What is required.
The data below needs to be returned exactly, line for line.

/---

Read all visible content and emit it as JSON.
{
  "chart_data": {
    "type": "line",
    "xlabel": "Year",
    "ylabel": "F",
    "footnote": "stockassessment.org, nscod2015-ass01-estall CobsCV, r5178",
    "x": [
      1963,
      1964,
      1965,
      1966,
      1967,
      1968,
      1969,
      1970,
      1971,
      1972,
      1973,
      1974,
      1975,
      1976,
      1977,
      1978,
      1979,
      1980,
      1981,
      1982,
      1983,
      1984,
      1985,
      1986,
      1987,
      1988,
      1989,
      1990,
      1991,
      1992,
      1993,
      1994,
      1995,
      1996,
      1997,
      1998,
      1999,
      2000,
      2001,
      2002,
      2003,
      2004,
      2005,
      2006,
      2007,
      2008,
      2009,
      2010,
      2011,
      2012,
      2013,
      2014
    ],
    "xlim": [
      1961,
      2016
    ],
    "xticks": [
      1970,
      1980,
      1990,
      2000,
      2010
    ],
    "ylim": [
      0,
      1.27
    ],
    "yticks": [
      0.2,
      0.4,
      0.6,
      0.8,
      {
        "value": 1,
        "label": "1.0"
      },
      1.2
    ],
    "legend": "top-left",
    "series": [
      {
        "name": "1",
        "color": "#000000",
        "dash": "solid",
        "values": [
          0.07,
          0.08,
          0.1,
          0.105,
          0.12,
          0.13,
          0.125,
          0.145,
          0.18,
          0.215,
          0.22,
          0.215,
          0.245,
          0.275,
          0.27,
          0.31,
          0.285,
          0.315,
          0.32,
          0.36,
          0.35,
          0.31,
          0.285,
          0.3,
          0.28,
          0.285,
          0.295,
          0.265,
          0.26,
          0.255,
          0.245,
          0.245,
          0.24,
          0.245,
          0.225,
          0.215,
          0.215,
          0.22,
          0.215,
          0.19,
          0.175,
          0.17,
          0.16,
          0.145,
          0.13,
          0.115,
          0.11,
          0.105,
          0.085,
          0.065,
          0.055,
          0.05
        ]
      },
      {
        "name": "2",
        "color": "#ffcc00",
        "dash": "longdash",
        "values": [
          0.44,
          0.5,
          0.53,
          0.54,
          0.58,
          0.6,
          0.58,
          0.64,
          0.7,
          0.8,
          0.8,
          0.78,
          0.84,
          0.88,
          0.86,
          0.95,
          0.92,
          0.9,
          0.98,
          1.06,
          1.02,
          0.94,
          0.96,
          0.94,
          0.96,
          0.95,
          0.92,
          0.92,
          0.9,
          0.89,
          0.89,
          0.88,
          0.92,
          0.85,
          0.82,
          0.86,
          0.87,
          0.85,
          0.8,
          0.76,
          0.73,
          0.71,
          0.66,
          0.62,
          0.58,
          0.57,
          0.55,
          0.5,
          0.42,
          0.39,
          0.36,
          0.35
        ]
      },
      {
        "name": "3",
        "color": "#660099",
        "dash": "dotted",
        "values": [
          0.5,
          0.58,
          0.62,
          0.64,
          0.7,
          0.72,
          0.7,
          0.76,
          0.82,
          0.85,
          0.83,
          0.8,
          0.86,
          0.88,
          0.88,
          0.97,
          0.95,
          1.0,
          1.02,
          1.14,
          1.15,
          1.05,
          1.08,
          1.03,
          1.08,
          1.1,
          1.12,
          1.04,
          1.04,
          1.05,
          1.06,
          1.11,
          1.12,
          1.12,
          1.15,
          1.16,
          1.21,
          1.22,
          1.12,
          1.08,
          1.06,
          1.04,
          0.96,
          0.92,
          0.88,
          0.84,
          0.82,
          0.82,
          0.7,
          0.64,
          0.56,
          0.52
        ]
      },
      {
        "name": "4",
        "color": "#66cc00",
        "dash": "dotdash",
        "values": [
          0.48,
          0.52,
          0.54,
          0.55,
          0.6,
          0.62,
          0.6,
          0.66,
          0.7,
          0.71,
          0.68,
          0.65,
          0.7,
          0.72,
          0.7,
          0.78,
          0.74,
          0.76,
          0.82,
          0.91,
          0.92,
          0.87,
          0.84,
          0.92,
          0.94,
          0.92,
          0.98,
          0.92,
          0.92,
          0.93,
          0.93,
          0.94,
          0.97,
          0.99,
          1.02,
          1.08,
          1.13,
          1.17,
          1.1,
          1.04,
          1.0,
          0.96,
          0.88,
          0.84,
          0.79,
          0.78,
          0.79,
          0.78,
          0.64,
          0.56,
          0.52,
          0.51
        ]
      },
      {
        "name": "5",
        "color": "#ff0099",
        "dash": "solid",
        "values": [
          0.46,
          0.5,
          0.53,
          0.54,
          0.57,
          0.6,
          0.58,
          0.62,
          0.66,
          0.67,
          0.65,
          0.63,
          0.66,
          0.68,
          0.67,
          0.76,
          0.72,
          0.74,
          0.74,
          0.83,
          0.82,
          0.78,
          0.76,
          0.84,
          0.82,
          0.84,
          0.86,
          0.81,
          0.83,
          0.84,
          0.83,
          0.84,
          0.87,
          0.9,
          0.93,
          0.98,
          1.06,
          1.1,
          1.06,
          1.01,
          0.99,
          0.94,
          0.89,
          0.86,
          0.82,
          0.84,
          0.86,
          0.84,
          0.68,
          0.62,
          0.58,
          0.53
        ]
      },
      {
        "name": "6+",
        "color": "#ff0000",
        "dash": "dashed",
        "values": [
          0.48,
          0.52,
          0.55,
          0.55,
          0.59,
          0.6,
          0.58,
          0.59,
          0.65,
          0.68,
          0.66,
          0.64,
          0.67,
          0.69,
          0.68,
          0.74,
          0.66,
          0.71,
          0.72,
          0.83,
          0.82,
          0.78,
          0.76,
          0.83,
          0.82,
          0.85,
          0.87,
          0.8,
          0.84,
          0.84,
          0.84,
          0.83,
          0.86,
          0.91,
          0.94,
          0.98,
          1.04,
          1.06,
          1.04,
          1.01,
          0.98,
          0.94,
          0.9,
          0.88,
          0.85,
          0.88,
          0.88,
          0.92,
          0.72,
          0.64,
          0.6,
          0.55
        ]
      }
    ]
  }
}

\---

Exercise result.
Read all visible content and emit it as JSON.
{
  "chart_data": {
    "type": "line",
    "xlabel": "Year",
    "ylabel": "F",
    "footnote": "stockassessment.org, nscod2015-ass01-estall CobsCV, r5178",
    "x": [
      1963,
      1964,
      1965,
      1966,
      1967,
      1968,
      1969,
      1970,
      1971,
      1972,
      1973,
      1974,
      1975,
      1976,
      1977,
      1978,
      1979,
      1980,
      1981,
      1982,
      1983,
      1984,
      1985,
      1986,
      1987,
      1988,
      1989,
      1990,
      1991,
      1992,
      1993,
      1994,
      1995,
      1996,
      1997,
      1998,
      1999,
      2000,
      2001,
      2002,
      2003,
      2004,
      2005,
      2006,
      2007,
      2008,
      2009,
      2010,
      2011,
      2012,
      2013,
      2014
    ],
    "xlim": [
      1961,
      2016
    ],
    "xticks": [
      1970,
      1980,
      1990,
      2000,
      2010
    ],
    "ylim": [
      0,
      1.27
    ],
    "yticks": [
      0.2,
      0.4,
      0.6,
      0.8,
      {
        "value": 1,
        "label": "1.0"
      },
      1.2
    ],
    "legend": "top-left",
    "series": [
      {
        "name": "1",
        "color": "#000000",
        "dash": "solid",
        "values": [
          0.07,
          0.08,
          0.1,
          0.105,
          0.12,
          0.13,
          0.125,
          0.145,
          0.18,
          0.215,
          0.22,
          0.215,
          0.245,
          0.275,
          0.27,
          0.31,
          0.285,
          0.315,
          0.32,
          0.36,
          0.35,
          0.31,
          0.285,
          0.3,
          0.28,
          0.285,
          0.295,
          0.265,
          0.26,
          0.255,
          0.245,
          0.245,
          0.24,
          0.245,
          0.225,
          0.215,
          0.215,
          0.22,
          0.215,
          0.19,
          0.175,
          0.17,
          0.16,
          0.145,
          0.13,
          0.115,
          0.11,
          0.105,
          0.085,
          0.065,
          0.055,
          0.05
        ]
      },
      {
        "name": "2",
        "color": "#ffcc00",
        "dash": "longdash",
        "values": [
          0.44,
          0.5,
          0.53,
          0.54,
          0.58,
          0.6,
          0.58,
          0.64,
          0.7,
          0.8,
          0.8,
          0.78,
          0.84,
          0.88,
          0.86,
          0.95,
          0.92,
          0.9,
          0.98,
          1.06,
          1.02,
          0.94,
          0.96,
          0.94,
          0.96,
          0.95,
          0.92,
          0.92,
          0.9,
          0.89,
          0.89,
          0.88,
          0.92,
          0.85,
          0.82,
          0.86,
          0.87,
          0.85,
          0.8,
          0.76,
          0.73,
          0.71,
          0.66,
          0.62,
          0.58,
          0.57,
          0.55,
          0.5,
          0.42,
          0.39,
          0.36,
          0.35
        ]
      },
      {
        "name": "3",
        "color": "#660099",
        "dash": "dotted",
        "values": [
          0.5,
          0.58,
          0.62,
          0.64,
          0.7,
          0.72,
          0.7,
          0.76,
          0.82,
          0.85,
          0.83,
          0.8,
          0.86,
          0.88,
          0.88,
          0.97,
          0.95,
          1.0,
          1.02,
          1.14,
          1.15,
          1.05,
          1.08,
          1.03,
          1.08,
          1.1,
          1.12,
          1.04,
          1.04,
          1.05,
          1.06,
          1.11,
          1.12,
          1.12,
          1.15,
          1.16,
          1.21,
          1.22,
          1.12,
          1.08,
          1.06,
          1.04,
          0.96,
          0.92,
          0.88,
          0.84,
          0.82,
          0.82,
          0.7,
          0.64,
          0.56,
          0.52
        ]
      },
      {
        "name": "4",
        "color": "#66cc00",
        "dash": "dotdash",
        "values": [
          0.48,
          0.52,
          0.54,
          0.55,
          0.6,
          0.62,
          0.6,
          0.66,
          0.7,
          0.71,
          0.68,
          0.65,
          0.7,
          0.72,
          0.7,
          0.78,
          0.74,
          0.76,
          0.82,
          0.91,
          0.92,
          0.87,
          0.84,
          0.92,
          0.94,
          0.92,
          0.98,
          0.92,
          0.92,
          0.93,
          0.93,
          0.94,
          0.97,
          0.99,
          1.02,
          1.08,
          1.13,
          1.17,
          1.1,
          1.04,
          1.0,
          0.96,
          0.88,
          0.84,
          0.79,
          0.78,
          0.79,
          0.78,
          0.64,
          0.56,
          0.52,
          0.51
        ]
      },
      {
        "name": "5",
        "color": "#ff0099",
        "dash": "solid",
        "values": [
          0.46,
          0.5,
          0.53,
          0.54,
          0.57,
          0.6,
          0.58,
          0.62,
          0.66,
          0.67,
          0.65,
          0.63,
          0.66,
          0.68,
          0.67,
          0.76,
          0.72,
          0.74,
          0.74,
          0.83,
          0.82,
          0.78,
          0.76,
          0.84,
          0.82,
          0.84,
          0.86,
          0.81,
          0.83,
          0.84,
          0.83,
          0.84,
          0.87,
          0.9,
          0.93,
          0.98,
          1.06,
          1.1,
          1.06,
          1.01,
          0.99,
          0.94,
          0.89,
          0.86,
          0.82,
          0.84,
          0.86,
          0.84,
          0.68,
          0.62,
          0.58,
          0.53
        ]
      },
      {
        "name": "6+",
        "color": "#ff0000",
        "dash": "dashed",
        "values": [
          0.48,
          0.52,
          0.55,
          0.55,
          0.59,
          0.6,
          0.58,
          0.59,
          0.65,
          0.68,
          0.66,
          0.64,
          0.67,
          0.69,
          0.68,
          0.74,
          0.66,
          0.71,
          0.72,
          0.83,
          0.82,
          0.78,
          0.76,
          0.83,
          0.82,
          0.85,
          0.87,
          0.8,
          0.84,
          0.84,
          0.84,
          0.83,
          0.86,
          0.91,
          0.94,
          0.98,
          1.04,
          1.06,
          1.04,
          1.01,
          0.98,
          0.94,
          0.9,
          0.88,
          0.85,
          0.88,
          0.88,
          0.92,
          0.72,
          0.64,
          0.6,
          0.55
        ]
      }
    ]
  }
}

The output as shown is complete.